── Provided records
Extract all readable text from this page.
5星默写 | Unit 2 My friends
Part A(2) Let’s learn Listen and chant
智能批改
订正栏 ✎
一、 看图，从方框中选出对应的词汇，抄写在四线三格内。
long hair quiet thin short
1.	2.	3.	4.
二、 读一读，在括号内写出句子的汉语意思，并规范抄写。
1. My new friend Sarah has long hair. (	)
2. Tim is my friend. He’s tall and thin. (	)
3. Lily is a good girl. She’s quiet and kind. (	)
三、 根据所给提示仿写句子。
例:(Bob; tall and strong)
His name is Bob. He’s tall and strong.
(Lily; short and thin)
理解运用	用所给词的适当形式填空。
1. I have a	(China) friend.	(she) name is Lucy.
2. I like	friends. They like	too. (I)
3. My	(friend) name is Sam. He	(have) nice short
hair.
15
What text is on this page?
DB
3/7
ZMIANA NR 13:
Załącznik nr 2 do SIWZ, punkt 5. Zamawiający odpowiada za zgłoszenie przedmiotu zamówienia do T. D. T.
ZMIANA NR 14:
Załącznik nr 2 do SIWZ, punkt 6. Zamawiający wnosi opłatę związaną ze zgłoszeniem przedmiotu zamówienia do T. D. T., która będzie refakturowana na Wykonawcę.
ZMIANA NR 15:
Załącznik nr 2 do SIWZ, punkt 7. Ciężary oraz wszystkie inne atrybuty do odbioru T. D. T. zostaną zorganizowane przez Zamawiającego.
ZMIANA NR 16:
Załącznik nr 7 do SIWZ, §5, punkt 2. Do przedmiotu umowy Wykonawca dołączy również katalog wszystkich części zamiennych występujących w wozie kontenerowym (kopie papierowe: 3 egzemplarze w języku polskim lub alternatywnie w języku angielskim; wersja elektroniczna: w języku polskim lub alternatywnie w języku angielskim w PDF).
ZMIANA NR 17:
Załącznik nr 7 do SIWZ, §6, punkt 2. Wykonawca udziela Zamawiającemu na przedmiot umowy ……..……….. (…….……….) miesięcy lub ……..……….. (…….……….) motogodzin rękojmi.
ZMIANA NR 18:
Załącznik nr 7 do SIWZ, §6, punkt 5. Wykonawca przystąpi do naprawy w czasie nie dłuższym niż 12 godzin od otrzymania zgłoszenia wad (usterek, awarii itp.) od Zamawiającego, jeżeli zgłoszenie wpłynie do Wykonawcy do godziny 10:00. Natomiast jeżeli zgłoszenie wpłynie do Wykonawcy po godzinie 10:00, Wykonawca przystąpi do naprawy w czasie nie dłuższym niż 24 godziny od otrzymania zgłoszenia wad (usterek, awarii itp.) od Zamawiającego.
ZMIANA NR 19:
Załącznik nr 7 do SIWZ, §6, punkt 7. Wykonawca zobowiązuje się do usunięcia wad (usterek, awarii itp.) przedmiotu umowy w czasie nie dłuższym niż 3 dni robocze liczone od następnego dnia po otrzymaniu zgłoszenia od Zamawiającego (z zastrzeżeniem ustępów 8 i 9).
────
## Work to complete
Scan the data above and copy every line with "awarii" in it.

## Solution for this exercise
Załącznik nr 7 do SIWZ, §6, punkt 5. Wykonawca przystąpi do naprawy w czasie nie dłuższym niż 12 godzin od otrzymania zgłoszenia wad (usterek, awarii itp.) od Zamawiającego, jeżeli zgłoszenie wpłynie do Wykonawcy do godziny 10:00. Natomiast jeżeli zgłoszenie wpłynie do Wykonawcy po godzinie 10:00, Wykonawca przystąpi do naprawy w czasie nie dłuższym niż 24 godziny od otrzymania zgłoszenia wad (usterek, awarii itp.) od Zamawiającego.
Załącznik nr 7 do SIWZ, §6, punkt 7. Wykonawca zobowiązuje się do usunięcia wad (usterek, awarii itp.) przedmiotu umowy w czasie nie dłuższym niż 3 dni robocze liczone od następnego dnia po otrzymaniu zgłoszenia od Zamawiającego (z zastrzeżeniem ustępów 8 i 9).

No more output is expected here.